:: SUPPLIED RECORDS
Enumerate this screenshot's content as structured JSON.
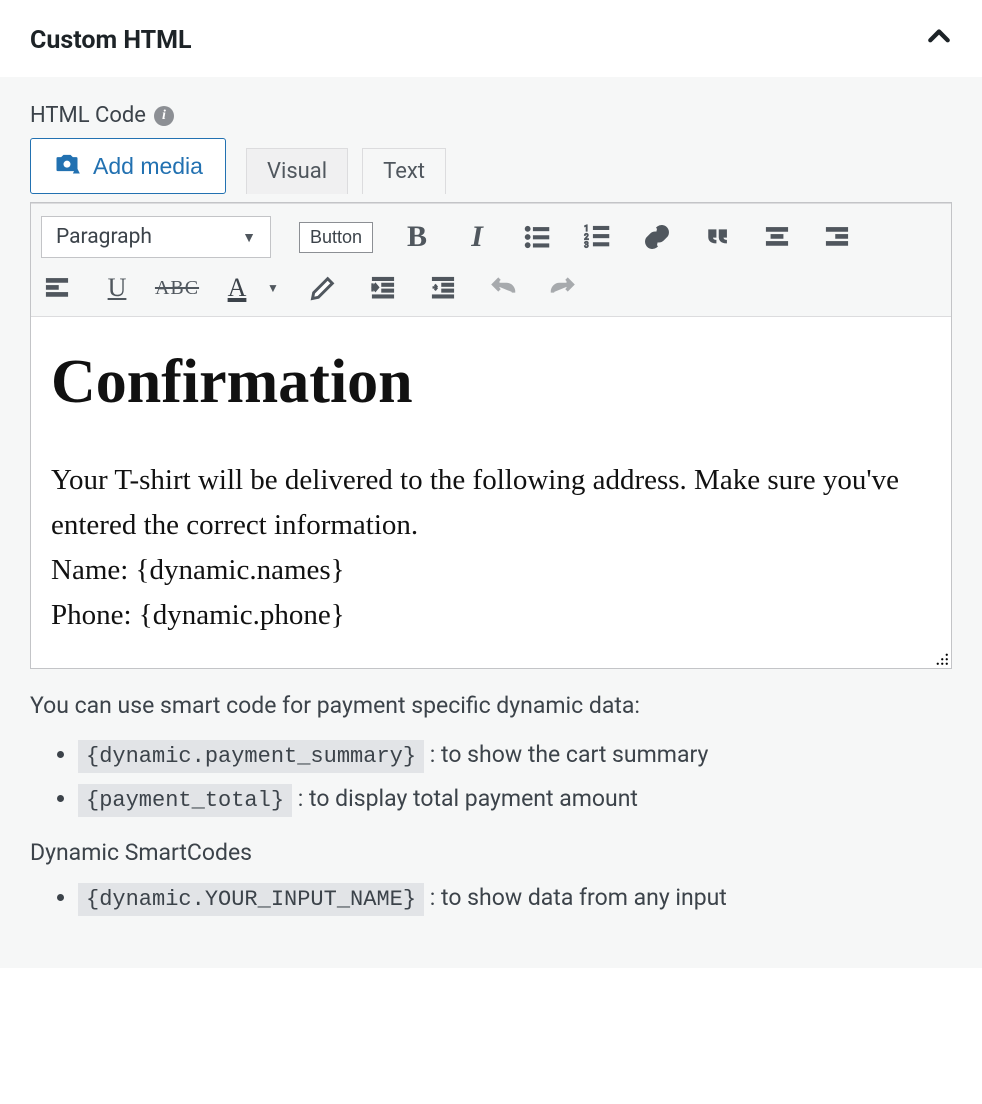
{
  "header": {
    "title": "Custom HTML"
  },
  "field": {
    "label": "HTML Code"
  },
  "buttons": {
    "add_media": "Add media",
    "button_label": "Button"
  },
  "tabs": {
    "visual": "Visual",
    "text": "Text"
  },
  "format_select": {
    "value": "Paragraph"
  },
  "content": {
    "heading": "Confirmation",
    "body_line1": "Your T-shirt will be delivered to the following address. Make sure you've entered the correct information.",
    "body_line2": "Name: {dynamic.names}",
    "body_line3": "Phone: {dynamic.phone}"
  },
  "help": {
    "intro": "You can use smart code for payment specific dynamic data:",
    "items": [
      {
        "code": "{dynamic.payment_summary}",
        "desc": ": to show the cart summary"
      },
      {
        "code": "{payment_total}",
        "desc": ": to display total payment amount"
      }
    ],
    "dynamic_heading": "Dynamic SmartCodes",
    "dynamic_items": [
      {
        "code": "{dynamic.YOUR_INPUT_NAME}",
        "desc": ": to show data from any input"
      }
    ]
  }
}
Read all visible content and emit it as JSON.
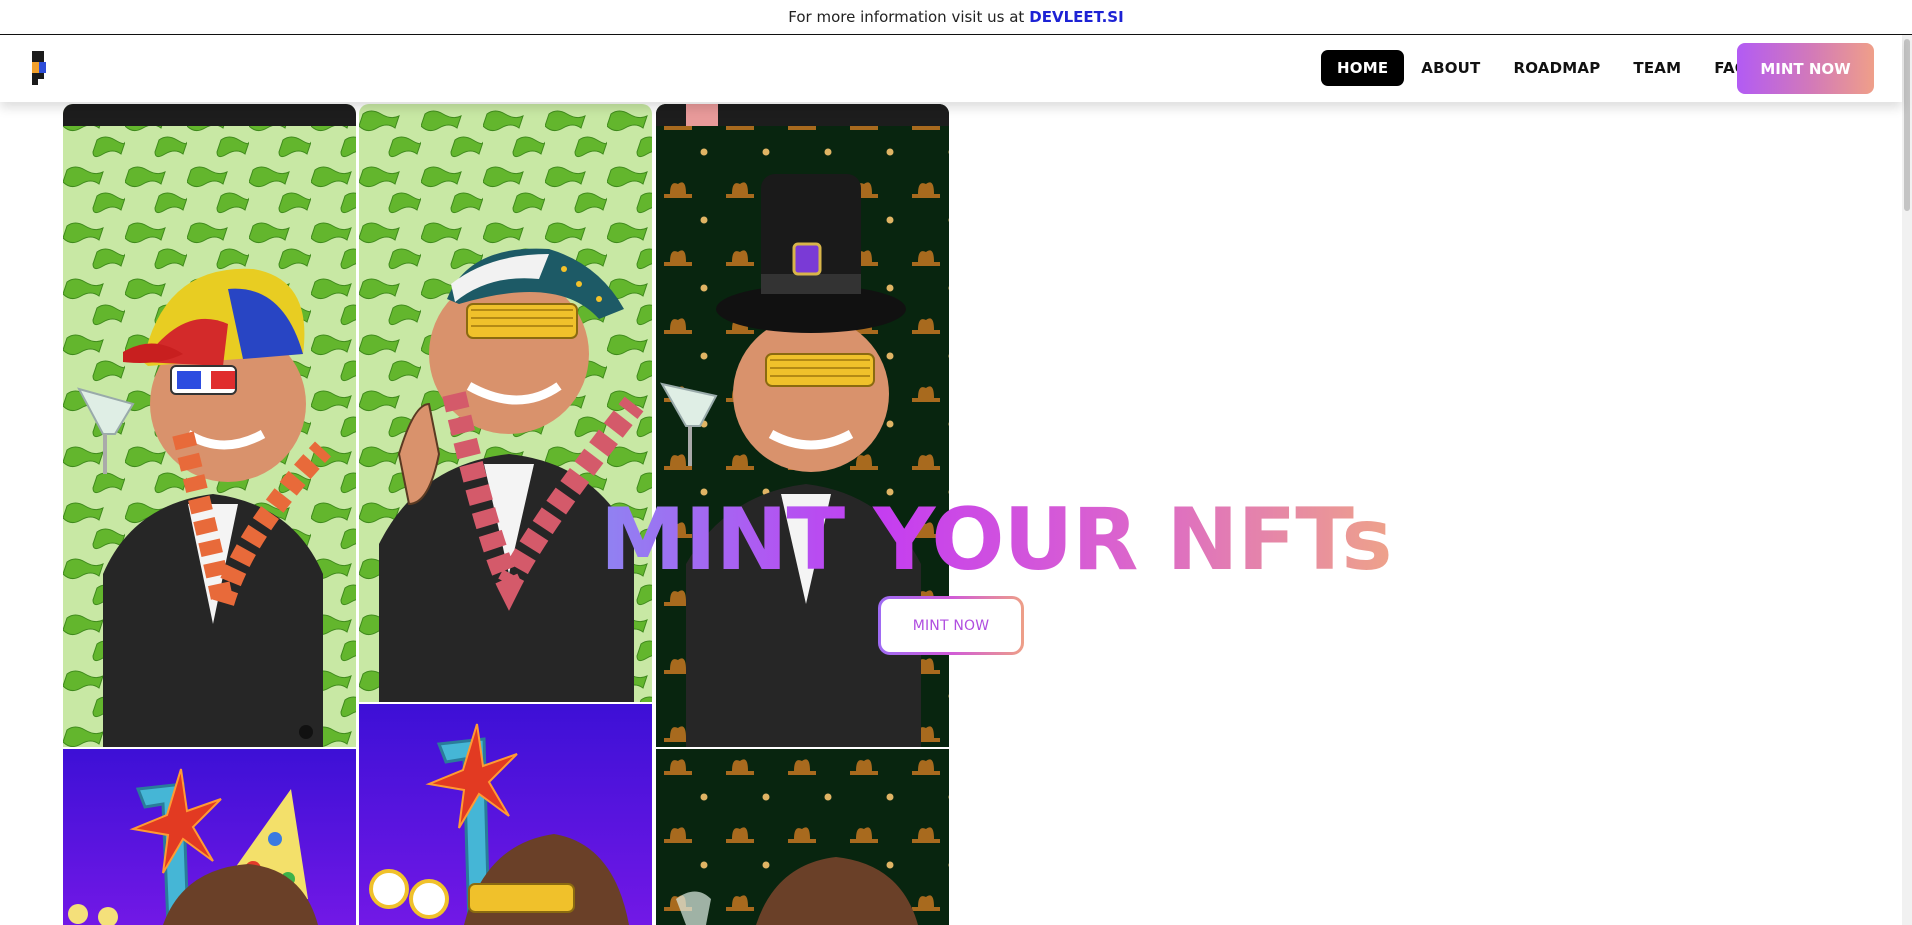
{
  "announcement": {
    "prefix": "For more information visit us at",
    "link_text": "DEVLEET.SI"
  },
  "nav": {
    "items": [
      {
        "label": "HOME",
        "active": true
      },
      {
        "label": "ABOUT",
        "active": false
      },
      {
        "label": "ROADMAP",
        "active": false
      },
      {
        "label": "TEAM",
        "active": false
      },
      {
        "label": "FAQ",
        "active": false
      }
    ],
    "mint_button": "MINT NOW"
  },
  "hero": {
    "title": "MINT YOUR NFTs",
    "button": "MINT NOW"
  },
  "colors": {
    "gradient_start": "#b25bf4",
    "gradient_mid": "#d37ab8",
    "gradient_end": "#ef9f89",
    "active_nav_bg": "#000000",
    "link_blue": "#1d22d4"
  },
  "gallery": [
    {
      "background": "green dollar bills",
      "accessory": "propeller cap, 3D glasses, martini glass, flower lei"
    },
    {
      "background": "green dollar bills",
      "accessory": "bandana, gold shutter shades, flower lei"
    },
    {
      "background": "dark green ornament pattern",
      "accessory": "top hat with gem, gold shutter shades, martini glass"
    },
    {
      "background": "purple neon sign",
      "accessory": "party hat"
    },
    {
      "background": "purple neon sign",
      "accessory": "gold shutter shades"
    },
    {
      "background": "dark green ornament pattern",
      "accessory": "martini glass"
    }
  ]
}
::::
Return each line exactly as written. Any picture gets left out.

Enumerate this screenshot's content as structured JSON.
{
  "header": {
    "title": "Custom HTML"
  },
  "field": {
    "label": "HTML Code"
  },
  "buttons": {
    "add_media": "Add media",
    "button_label": "Button"
  },
  "tabs": {
    "visual": "Visual",
    "text": "Text"
  },
  "format_select": {
    "value": "Paragraph"
  },
  "content": {
    "heading": "Confirmation",
    "body_line1": "Your T-shirt will be delivered to the following address. Make sure you've entered the correct information.",
    "body_line2": "Name: {dynamic.names}",
    "body_line3": "Phone: {dynamic.phone}"
  },
  "help": {
    "intro": "You can use smart code for payment specific dynamic data:",
    "items": [
      {
        "code": "{dynamic.payment_summary}",
        "desc": ": to show the cart summary"
      },
      {
        "code": "{payment_total}",
        "desc": ": to display total payment amount"
      }
    ],
    "dynamic_heading": "Dynamic SmartCodes",
    "dynamic_items": [
      {
        "code": "{dynamic.YOUR_INPUT_NAME}",
        "desc": ": to show data from any input"
      }
    ]
  }
}
Read all visible content and emit it as JSON.
{
  "announcement": {
    "prefix": "For more information visit us at",
    "link_text": "DEVLEET.SI"
  },
  "nav": {
    "items": [
      {
        "label": "HOME",
        "active": true
      },
      {
        "label": "ABOUT",
        "active": false
      },
      {
        "label": "ROADMAP",
        "active": false
      },
      {
        "label": "TEAM",
        "active": false
      },
      {
        "label": "FAQ",
        "active": false
      }
    ],
    "mint_button": "MINT NOW"
  },
  "hero": {
    "title": "MINT YOUR NFTs",
    "button": "MINT NOW"
  },
  "colors": {
    "gradient_start": "#b25bf4",
    "gradient_mid": "#d37ab8",
    "gradient_end": "#ef9f89",
    "active_nav_bg": "#000000",
    "link_blue": "#1d22d4"
  },
  "gallery": [
    {
      "background": "green dollar bills",
      "accessory": "propeller cap, 3D glasses, martini glass, flower lei"
    },
    {
      "background": "green dollar bills",
      "accessory": "bandana, gold shutter shades, flower lei"
    },
    {
      "background": "dark green ornament pattern",
      "accessory": "top hat with gem, gold shutter shades, martini glass"
    },
    {
      "background": "purple neon sign",
      "accessory": "party hat"
    },
    {
      "background": "purple neon sign",
      "accessory": "gold shutter shades"
    },
    {
      "background": "dark green ornament pattern",
      "accessory": "martini glass"
    }
  ]
}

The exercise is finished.